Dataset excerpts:

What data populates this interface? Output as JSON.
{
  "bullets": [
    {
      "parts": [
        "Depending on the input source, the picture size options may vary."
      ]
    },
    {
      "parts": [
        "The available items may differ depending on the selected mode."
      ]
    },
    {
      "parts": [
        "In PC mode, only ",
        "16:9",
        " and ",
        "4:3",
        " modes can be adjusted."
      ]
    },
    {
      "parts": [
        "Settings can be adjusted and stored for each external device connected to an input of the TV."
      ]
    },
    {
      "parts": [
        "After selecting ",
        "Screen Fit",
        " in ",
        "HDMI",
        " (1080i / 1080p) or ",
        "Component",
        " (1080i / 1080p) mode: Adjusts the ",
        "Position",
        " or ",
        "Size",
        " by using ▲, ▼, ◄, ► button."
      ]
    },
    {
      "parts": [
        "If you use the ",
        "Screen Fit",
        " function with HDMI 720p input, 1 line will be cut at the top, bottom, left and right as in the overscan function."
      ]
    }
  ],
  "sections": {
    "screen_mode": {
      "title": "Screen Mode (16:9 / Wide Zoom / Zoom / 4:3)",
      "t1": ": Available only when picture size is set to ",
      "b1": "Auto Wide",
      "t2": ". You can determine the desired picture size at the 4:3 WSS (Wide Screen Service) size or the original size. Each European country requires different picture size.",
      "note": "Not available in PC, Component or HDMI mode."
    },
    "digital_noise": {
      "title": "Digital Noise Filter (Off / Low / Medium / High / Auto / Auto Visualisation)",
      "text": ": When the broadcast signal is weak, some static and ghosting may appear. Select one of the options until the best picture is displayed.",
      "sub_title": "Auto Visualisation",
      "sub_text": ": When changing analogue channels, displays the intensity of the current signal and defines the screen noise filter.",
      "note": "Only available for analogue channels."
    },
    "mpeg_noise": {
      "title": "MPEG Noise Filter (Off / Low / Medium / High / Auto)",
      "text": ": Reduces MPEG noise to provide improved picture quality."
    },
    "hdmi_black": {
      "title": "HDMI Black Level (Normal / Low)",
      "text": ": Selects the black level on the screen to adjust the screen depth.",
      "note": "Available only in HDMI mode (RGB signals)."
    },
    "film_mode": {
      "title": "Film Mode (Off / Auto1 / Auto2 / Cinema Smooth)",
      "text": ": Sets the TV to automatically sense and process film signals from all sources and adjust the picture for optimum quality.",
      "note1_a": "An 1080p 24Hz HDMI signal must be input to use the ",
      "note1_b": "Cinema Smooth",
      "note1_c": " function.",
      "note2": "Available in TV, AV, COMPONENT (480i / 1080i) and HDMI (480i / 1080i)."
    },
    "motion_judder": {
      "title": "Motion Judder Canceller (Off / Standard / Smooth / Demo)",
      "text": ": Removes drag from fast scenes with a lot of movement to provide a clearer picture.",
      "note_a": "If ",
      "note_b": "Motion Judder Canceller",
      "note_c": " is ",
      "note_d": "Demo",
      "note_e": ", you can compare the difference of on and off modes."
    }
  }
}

== THE REQUEST ==
Check each line of the entries for the string "from". Copy the lines that have it.

== THE REPLY ==
      "text": ": Sets the TV to automatically sense and process film signals from all sources and adjust the picture for optimum quality.",
      "text": ": Removes drag from fast scenes with a lot of movement to provide a clearer picture.",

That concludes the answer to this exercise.